Tareas pendientes:
1. ¿Concuerda cada una de estas afirmaciones con el texto sobre Chesterton? (a) Chesterton se casó con Frances Blogg en 1901. (b) Frances Blogg introdujo a Chesterton en el catolicismo. (c) La conversión de Chesterton al catolicismo llegó unos veinte años más tarde. Responde sí o no a cada una y cita las palabras del texto que lo deciden.
2. ¿Puedes continuar el texto sobre Chesterton a partir de su última oración?

Texto proporcionado:
* * * *

De algún modo, gran parte de lo que luego llenaría el significante “G. K. Chesterton” ya está en este librito: la locura, la cordura, los detectives, las paradojas, la modernidad inglesa y, notoriamente, el cristianismo. De hecho, 1901 es el año en que Chesterton contrajo matrimonio con Frances Blogg, quien previamente lo había rescatado del agnosticismo e introducido en el anglicanismo. También vale la pena anotar que en The defendant ya está presente algo que es, a nuestro juicio, una de las características más destacables de su personalidad y de su obra: la explícita actitud de sorpresa y feliz deslumbramiento frente al mundo tal cual se deja ver cada día. “El mundo siempre está en peligro de que se lo malinterprete”, dice el gordo en el prólogo, por eso “la misión de todo profeta desde el comienzo no ha sido tanto señalar lo que hay en los cielos y los infiernos, sino más que nada señalar lo que hay en la tierra”.

Esa temprana disposición de espíritu, tan a contramano del pesimismo contemporáneo a él como del progresismo estúpidamente optimista, pareciera anticipar, contener en germen, lo que veinte años más tarde sería el principal acontecimiento de su vida: su conversión al catolicismo apostólico romano. Para Chesterton, como se encargó él mismo de señalar muchas veces, el catolicismo no solo era la religión verdadera sino también la cosmovisión que mejor se adecuaba a su propia forma de ver el mundo como algo milagroso, gratuito, nuevo y sorprendente.

* * * *

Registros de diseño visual

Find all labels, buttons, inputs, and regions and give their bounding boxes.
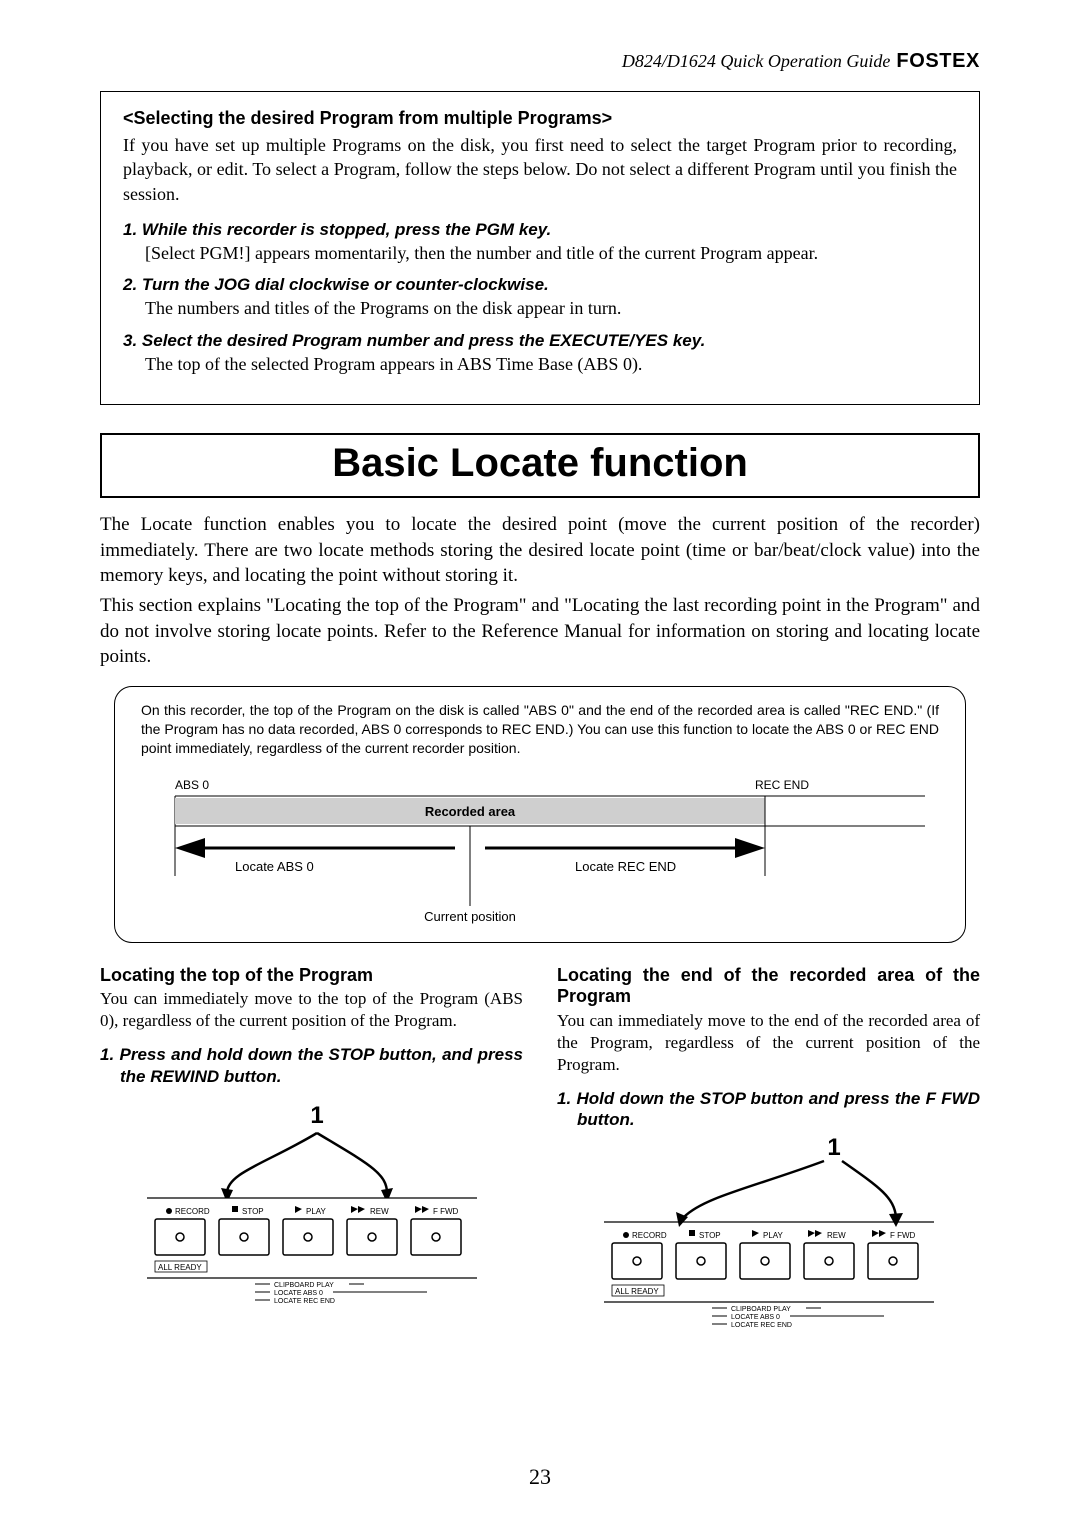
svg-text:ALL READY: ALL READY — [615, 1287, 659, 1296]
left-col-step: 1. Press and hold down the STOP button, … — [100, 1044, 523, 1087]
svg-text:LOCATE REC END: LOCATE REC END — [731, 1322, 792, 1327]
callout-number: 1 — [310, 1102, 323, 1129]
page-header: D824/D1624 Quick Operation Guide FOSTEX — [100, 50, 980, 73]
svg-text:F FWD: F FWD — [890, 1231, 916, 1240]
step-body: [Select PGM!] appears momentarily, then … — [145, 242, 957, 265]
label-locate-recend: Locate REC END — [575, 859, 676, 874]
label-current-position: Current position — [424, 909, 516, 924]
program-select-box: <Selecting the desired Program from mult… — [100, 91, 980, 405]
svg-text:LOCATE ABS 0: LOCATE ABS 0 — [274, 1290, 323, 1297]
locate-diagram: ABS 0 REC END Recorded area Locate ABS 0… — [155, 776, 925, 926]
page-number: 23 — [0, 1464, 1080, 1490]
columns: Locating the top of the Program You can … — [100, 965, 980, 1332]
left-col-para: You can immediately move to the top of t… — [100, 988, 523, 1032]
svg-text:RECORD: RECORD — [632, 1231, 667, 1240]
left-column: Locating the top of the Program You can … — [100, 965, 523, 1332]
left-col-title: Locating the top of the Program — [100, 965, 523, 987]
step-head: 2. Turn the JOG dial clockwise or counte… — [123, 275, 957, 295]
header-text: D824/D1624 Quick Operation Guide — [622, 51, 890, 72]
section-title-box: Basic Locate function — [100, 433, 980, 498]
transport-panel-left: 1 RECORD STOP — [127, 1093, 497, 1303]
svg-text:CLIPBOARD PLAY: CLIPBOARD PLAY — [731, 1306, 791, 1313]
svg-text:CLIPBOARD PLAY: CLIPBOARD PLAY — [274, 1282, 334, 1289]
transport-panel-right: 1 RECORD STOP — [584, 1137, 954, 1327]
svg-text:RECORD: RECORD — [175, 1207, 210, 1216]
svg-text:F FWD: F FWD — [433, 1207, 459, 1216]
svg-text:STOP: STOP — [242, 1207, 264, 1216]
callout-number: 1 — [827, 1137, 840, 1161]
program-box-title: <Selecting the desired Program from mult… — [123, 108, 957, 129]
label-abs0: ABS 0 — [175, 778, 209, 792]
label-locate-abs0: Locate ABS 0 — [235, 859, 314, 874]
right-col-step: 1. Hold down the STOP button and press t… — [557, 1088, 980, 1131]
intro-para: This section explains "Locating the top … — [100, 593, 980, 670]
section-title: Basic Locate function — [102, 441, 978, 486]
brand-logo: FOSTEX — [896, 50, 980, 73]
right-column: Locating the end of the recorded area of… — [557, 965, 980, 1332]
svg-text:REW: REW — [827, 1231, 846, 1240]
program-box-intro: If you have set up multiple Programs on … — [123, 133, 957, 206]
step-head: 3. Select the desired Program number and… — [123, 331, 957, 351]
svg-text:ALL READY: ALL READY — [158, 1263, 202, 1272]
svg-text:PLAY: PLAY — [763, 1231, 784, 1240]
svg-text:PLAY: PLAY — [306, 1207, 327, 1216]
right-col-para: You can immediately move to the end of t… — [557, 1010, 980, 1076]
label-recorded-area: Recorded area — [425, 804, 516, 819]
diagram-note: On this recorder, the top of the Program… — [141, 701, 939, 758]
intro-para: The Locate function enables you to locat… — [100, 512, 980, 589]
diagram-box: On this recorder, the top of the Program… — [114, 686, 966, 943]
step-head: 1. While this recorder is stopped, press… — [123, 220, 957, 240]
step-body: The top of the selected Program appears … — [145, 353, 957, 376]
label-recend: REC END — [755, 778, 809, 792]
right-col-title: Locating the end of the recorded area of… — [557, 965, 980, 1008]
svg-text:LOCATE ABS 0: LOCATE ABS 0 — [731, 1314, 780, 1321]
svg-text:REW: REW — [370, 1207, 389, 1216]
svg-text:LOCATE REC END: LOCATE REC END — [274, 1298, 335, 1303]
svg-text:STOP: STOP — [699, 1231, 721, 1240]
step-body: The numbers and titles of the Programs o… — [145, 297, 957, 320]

* * * *

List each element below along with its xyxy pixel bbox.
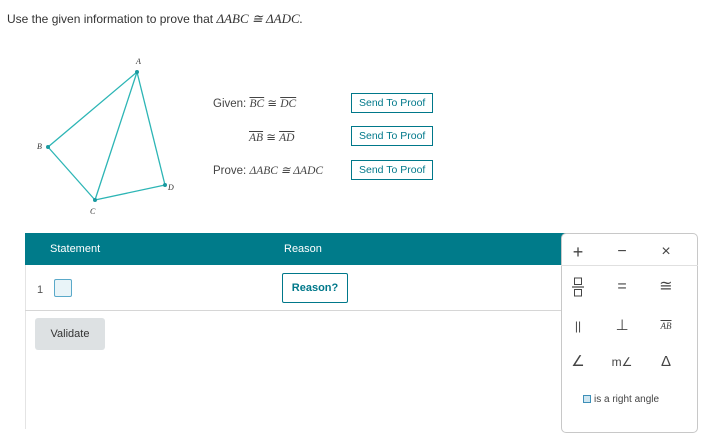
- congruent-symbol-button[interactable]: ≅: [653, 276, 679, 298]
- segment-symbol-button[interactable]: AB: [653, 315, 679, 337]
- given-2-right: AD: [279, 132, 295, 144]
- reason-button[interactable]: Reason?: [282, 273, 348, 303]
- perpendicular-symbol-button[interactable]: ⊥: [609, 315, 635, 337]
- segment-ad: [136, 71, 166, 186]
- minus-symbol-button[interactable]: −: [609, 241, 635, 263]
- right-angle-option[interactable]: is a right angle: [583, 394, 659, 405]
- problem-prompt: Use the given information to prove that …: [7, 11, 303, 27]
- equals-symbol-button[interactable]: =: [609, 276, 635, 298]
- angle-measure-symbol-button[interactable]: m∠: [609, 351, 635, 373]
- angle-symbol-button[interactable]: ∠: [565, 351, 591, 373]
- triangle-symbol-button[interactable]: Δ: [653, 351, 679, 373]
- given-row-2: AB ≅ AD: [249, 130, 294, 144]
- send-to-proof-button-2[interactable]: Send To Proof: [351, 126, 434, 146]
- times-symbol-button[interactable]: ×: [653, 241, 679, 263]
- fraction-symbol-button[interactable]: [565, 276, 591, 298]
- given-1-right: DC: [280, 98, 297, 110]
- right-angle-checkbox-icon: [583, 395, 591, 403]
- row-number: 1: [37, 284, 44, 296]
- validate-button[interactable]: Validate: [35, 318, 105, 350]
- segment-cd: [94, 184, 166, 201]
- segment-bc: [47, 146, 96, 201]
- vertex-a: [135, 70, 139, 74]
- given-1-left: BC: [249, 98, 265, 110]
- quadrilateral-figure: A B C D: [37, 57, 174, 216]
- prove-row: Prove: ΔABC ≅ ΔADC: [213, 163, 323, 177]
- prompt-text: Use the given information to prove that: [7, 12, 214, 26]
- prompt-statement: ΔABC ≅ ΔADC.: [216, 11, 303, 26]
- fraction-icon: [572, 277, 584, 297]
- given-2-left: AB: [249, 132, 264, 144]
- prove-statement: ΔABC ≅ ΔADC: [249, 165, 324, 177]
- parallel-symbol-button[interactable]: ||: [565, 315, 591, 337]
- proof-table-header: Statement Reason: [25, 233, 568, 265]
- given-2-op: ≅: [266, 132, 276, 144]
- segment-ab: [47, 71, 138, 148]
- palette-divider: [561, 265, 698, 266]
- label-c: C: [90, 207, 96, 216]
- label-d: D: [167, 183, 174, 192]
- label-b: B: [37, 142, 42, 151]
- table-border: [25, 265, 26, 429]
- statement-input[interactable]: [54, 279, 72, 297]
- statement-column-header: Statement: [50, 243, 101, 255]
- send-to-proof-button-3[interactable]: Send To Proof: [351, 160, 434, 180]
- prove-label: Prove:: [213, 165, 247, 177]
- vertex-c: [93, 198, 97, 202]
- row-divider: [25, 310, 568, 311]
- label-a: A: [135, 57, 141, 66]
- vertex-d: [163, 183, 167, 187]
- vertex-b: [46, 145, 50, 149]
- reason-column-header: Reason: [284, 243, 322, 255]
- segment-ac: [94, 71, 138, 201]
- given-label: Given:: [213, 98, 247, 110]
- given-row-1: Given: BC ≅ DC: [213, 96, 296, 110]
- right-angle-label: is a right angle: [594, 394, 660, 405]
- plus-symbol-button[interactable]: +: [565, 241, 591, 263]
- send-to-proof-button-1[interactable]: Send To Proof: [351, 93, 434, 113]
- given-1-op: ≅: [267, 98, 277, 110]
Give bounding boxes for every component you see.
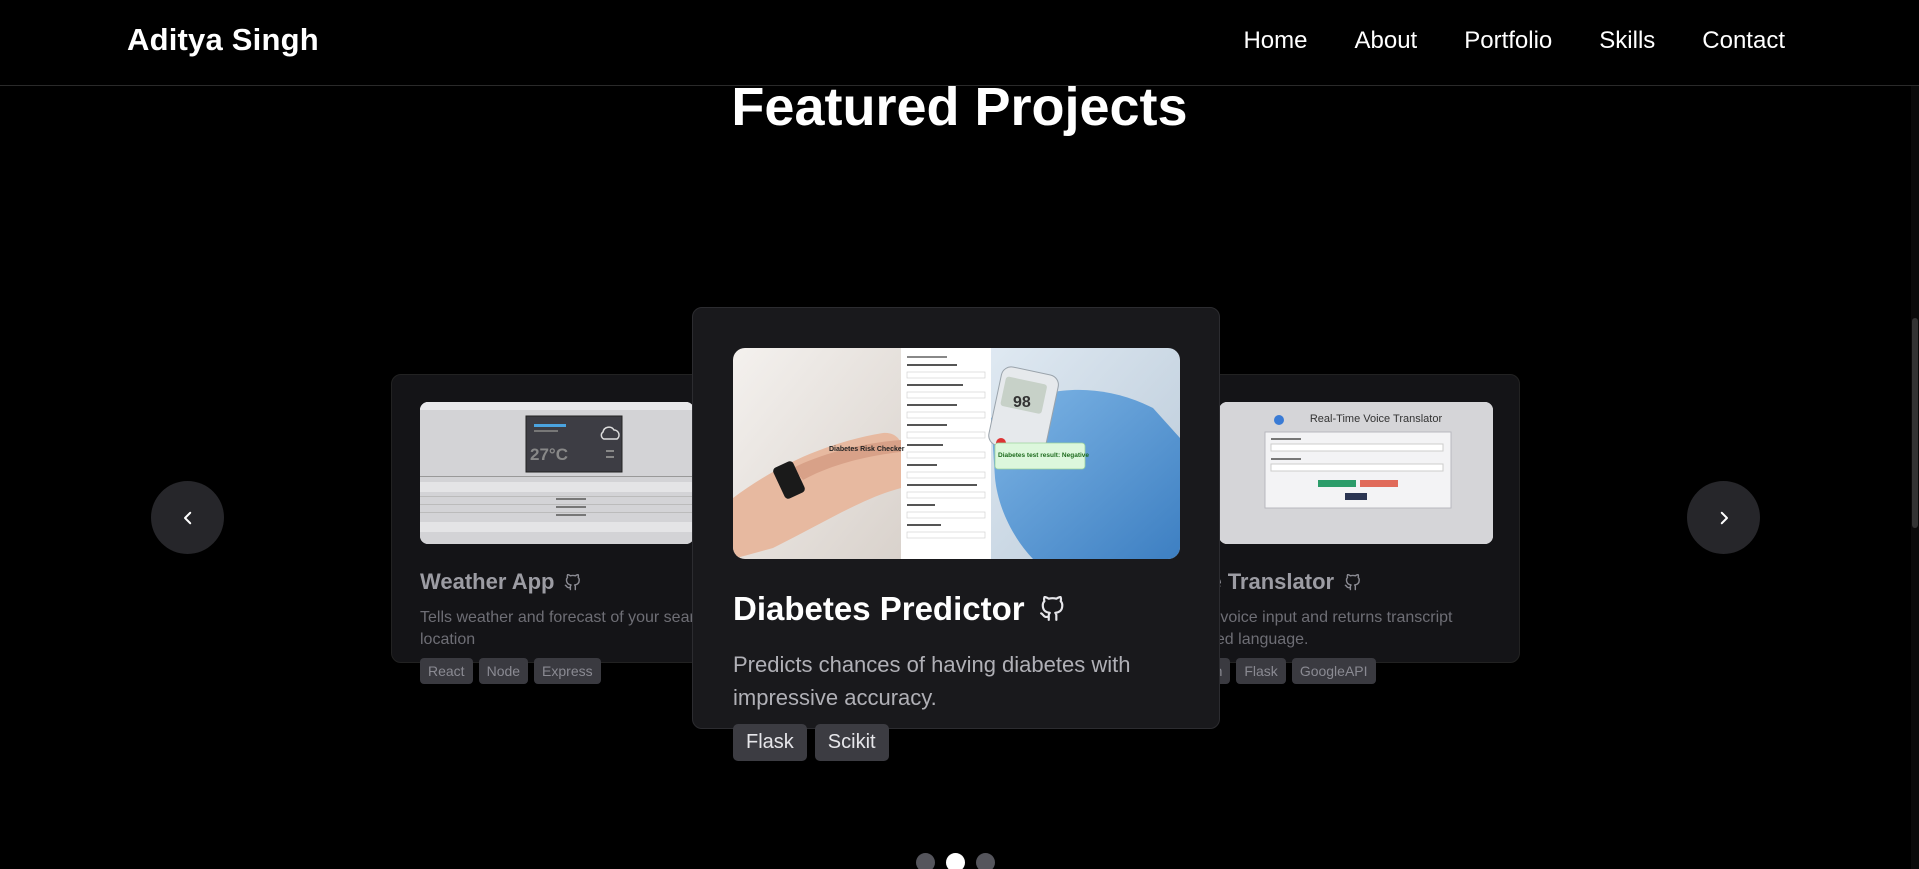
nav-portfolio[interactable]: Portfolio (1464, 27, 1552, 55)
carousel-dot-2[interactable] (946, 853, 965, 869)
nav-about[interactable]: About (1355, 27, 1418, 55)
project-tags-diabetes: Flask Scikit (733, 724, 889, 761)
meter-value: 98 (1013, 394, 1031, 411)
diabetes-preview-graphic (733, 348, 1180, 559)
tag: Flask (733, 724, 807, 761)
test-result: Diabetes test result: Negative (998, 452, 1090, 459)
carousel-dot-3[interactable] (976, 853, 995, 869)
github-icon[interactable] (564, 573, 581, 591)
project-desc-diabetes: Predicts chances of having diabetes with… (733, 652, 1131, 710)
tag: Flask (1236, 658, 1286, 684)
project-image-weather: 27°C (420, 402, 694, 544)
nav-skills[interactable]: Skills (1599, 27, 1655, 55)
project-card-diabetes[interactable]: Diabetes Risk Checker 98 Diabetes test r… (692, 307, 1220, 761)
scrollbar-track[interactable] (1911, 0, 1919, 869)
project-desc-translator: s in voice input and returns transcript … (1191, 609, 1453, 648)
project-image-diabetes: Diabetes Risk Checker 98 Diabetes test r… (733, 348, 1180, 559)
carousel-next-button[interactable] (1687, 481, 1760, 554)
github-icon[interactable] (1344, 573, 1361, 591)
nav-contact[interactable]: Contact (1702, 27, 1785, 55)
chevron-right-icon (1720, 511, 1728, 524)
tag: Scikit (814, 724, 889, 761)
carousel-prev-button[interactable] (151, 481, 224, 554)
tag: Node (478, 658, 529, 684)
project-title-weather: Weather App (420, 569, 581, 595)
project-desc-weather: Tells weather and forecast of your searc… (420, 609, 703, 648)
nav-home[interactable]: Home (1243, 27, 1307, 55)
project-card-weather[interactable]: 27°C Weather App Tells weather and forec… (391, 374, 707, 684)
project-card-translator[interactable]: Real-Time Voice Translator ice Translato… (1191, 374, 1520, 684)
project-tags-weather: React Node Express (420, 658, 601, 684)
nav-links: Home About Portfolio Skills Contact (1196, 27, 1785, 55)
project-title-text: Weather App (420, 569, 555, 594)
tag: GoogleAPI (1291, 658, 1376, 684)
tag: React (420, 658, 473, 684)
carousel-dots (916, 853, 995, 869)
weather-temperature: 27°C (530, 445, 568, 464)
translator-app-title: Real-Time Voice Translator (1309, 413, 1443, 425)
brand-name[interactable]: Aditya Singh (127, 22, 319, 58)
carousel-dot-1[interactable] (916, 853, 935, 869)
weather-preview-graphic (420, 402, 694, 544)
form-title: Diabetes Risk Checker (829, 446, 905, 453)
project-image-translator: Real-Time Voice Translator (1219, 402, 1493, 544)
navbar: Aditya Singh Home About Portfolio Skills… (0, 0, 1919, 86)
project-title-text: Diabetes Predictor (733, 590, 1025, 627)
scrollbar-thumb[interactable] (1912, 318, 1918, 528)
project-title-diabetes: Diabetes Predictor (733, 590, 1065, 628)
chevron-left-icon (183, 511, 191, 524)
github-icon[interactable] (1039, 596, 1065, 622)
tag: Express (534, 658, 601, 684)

* * * *

Respuestas por tarea:
1.
(a) Sí: «1901 es el año en que Chesterton contrajo matrimonio con Frances Blogg».
(b) No: «previamente lo había rescatado del agnosticismo e introducido en el anglicanismo».
(c) Sí: «lo que veinte años más tarde sería el principal acontecimiento de su vida: su conversión al catolicismo apostólico romano».

2.
Pero volviendo a The defendant, en un artículo titulado “Una defensa de los planetas”, Chesterton toma el libro Terra firma: la tierra no es un planeta, de un tal David Wardlaw Scott, que pretendía probar mediante las Escrituras, la razón y los hechos que la superficie de la Tierra es plana en lugar de esférica. “Citaba con mucha seriedad opiniones de una gran cantidad de personas, de las que nunca había oído”, escribe Chesterton, “pero que evidentemente eran muy importantes”. La extravagancia de los argumentos de Wardlaw Scott, que Chesterton se toma el trabajo de ir citando, lo lleva en un primer momento casi a la exasperación. “Cosas así no me entran en la cabeza”, dice. “Apenas puedo resistir cuando alguien dice que si la Tierra fuera redonda, los gatos no tendrían cuatro patas; pero cuando alguien dice que si la Tierra fuera redonda, los gatos no tendrían cinco, me aniquila.”

Si uno se atiene a las reconstrucciones históricas que figuran en las páginas de consulta actuales, como Wikipedia y similares, las ideas del terraplanismo y su constitución en un sistema más o menos ordenado surgen en la modernidad, en medio de la confusión del siglo XIX, muy ligadas al mundo anglosajón y a ciertas escuelas de interpretación bíblica propias de ese ambiente. Ante los problemas aparentemente insolubles que la teoría copernicana había venido a traerles a estas sectas, compuestas todas de hombres libertos de la autoridad papal pero esclavos de la letra del Libro, su opción fue refugiarse en una negación absoluta del heliocentrismo. Y como su vínculo con el pensamiento escolástico ya estaba cortado, dieron en rechazar toda derivación del sistema copernicano alcanzando a negar la redondez misma de la Tierra. El espíritu vendría a ser más o menos así: si la Biblia no lo dice expresamente, entonces es falso.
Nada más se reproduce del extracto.